__Task instructions__. Transcribe the records below in full; pictures stay out of the copy.

Extracted data entries:

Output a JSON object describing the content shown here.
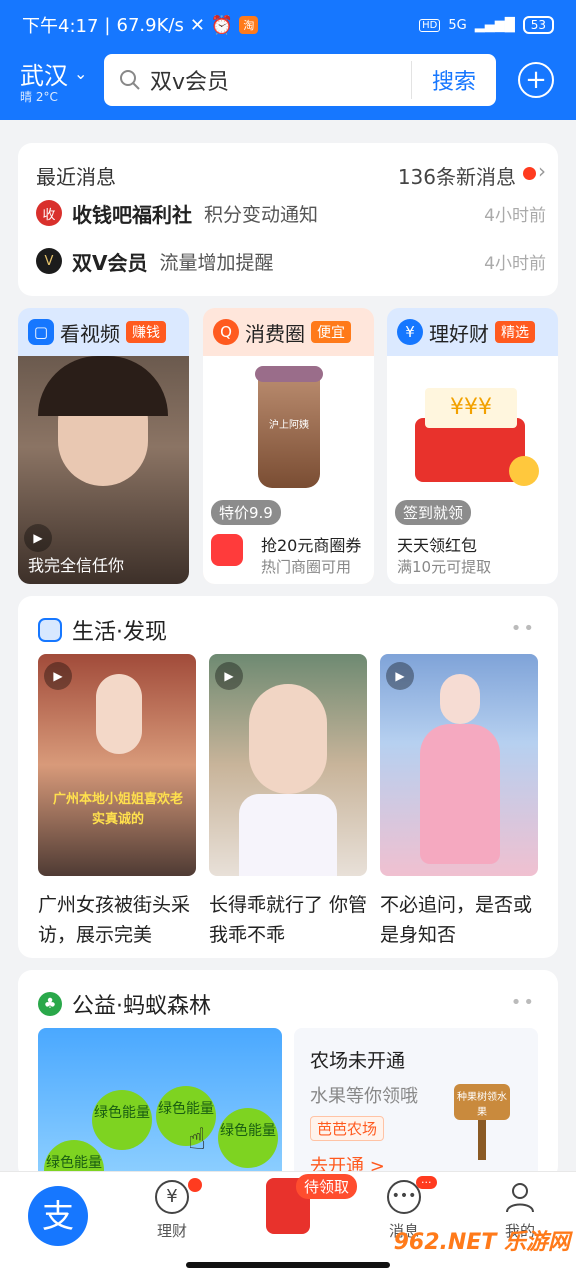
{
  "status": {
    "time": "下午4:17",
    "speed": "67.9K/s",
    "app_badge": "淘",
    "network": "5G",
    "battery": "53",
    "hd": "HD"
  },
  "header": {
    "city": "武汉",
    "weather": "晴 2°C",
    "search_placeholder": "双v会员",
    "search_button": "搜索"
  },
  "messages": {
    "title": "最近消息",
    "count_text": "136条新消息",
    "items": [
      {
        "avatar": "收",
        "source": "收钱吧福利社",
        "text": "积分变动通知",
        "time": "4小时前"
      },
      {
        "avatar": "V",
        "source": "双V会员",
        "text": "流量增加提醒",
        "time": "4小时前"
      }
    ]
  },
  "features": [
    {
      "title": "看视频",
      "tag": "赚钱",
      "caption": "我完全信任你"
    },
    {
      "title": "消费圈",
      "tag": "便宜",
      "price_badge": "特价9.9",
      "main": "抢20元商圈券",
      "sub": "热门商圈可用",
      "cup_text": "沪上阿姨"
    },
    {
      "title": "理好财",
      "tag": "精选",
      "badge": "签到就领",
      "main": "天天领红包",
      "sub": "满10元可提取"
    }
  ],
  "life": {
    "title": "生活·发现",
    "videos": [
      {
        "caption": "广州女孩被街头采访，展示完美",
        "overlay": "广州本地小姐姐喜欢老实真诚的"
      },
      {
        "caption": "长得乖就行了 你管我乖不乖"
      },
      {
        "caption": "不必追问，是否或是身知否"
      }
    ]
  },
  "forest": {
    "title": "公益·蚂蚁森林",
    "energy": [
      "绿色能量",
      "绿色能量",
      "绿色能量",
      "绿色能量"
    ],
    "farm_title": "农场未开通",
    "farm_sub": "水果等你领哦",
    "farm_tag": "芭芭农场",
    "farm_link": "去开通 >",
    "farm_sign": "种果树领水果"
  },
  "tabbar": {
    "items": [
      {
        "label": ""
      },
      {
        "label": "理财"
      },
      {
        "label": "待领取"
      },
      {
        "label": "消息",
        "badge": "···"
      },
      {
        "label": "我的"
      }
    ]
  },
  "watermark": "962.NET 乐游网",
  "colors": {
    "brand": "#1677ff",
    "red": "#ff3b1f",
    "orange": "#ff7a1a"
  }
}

__Exercise answer__.
Output a JSON object describing the content shown here.
{
  "status": {
    "time": "下午4:17",
    "speed": "67.9K/s",
    "app_badge": "淘",
    "network": "5G",
    "battery": "53",
    "hd": "HD"
  },
  "header": {
    "city": "武汉",
    "weather": "晴 2°C",
    "search_placeholder": "双v会员",
    "search_button": "搜索"
  },
  "messages": {
    "title": "最近消息",
    "count_text": "136条新消息",
    "items": [
      {
        "avatar": "收",
        "source": "收钱吧福利社",
        "text": "积分变动通知",
        "time": "4小时前"
      },
      {
        "avatar": "V",
        "source": "双V会员",
        "text": "流量增加提醒",
        "time": "4小时前"
      }
    ]
  },
  "features": [
    {
      "title": "看视频",
      "tag": "赚钱",
      "caption": "我完全信任你"
    },
    {
      "title": "消费圈",
      "tag": "便宜",
      "price_badge": "特价9.9",
      "main": "抢20元商圈券",
      "sub": "热门商圈可用",
      "cup_text": "沪上阿姨"
    },
    {
      "title": "理好财",
      "tag": "精选",
      "badge": "签到就领",
      "main": "天天领红包",
      "sub": "满10元可提取"
    }
  ],
  "life": {
    "title": "生活·发现",
    "videos": [
      {
        "caption": "广州女孩被街头采访，展示完美",
        "overlay": "广州本地小姐姐喜欢老实真诚的"
      },
      {
        "caption": "长得乖就行了 你管我乖不乖"
      },
      {
        "caption": "不必追问，是否或是身知否"
      }
    ]
  },
  "forest": {
    "title": "公益·蚂蚁森林",
    "energy": [
      "绿色能量",
      "绿色能量",
      "绿色能量",
      "绿色能量"
    ],
    "farm_title": "农场未开通",
    "farm_sub": "水果等你领哦",
    "farm_tag": "芭芭农场",
    "farm_link": "去开通 >",
    "farm_sign": "种果树领水果"
  },
  "tabbar": {
    "items": [
      {
        "label": ""
      },
      {
        "label": "理财"
      },
      {
        "label": "待领取"
      },
      {
        "label": "消息",
        "badge": "···"
      },
      {
        "label": "我的"
      }
    ]
  },
  "watermark": "962.NET 乐游网",
  "colors": {
    "brand": "#1677ff",
    "red": "#ff3b1f",
    "orange": "#ff7a1a"
  }
}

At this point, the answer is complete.